Task details: Locate each line in the records containing "frac". Copy it.

Dataset items
****************************************
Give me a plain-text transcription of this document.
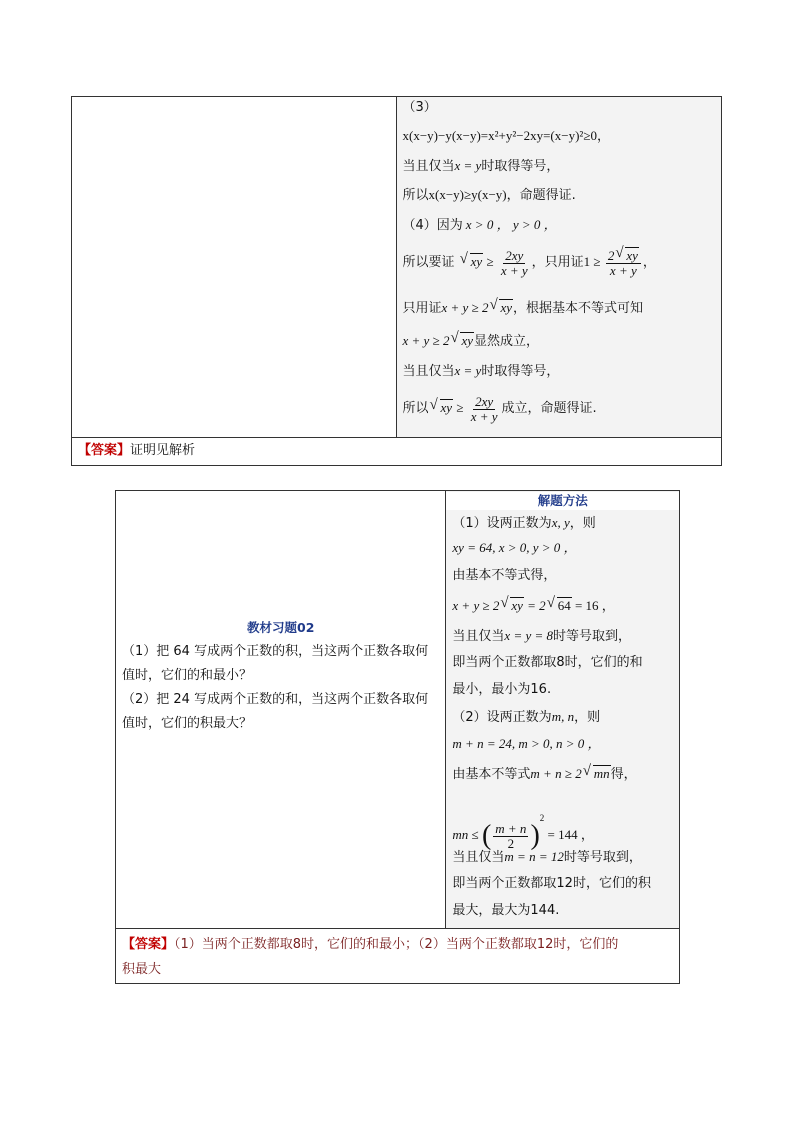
（3）
x(x−y)−y(x−y)=x²+y²−2xy=(x−y)²≥0，
当且仅当x = y时取得等号，
所以x(x−y)≥y(x−y)，命题得证.
（4）因为 x > 0 ， y > 0 ，
所以要证 √ xy ≥ $\frac{2xy}{x + y}$ ，只用证$1 \ge \frac{2 √ xy}{x + y}$ ，
只用证x + y ≥ 2 √ xy，根据基本不等式可知
x + y ≥ 2 √ xy显然成立，
当且仅当x = y时取得等号，
所以 √ xy ≥ $\frac{2xy}{x + y}$ 成立，命题得证.

【答案】证明见解析
教材习题02
（1）把 64 写成两个正数的积，当这两个正数各取何值时，它们的和最小？
（2）把 24 写成两个正数的和，当这两个正数各取何值时，它们的积最大？

解题方法
（1）设两正数为x, y，则
xy = 64, x > 0, y > 0 ，
由基本不等式得，
x + y ≥ 2 √ xy = 2 √ 64 = 16 ，
当且仅当x = y = 8时等号取到，
即当两个正数都取8时，它们的和
最小，最小为16.
（2）设两正数为m, n，则
m + n = 24, m > 0, n > 0 ，
由基本不等式m + n ≥ 2 √ mn得，
mn ≤ ( $\frac{m + n}{2} )^2 = 144$ ，
当且仅当m = n = 12时等号取到，
即当两个正数都取12时，它们的积
最大，最大为144.

【答案】（1）当两个正数都取8时，它们的和最小；（2）当两个正数都取12时，它们的
积最大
****************************************
Worked answer:
所以要证 √ xy ≥ $\frac{2xy}{x + y}$ ，只用证$1 \ge \frac{2 √ xy}{x + y}$ ，
所以 √ xy ≥ $\frac{2xy}{x + y}$ 成立，命题得证.
mn ≤ ( $\frac{m + n}{2} )^2 = 144$ ，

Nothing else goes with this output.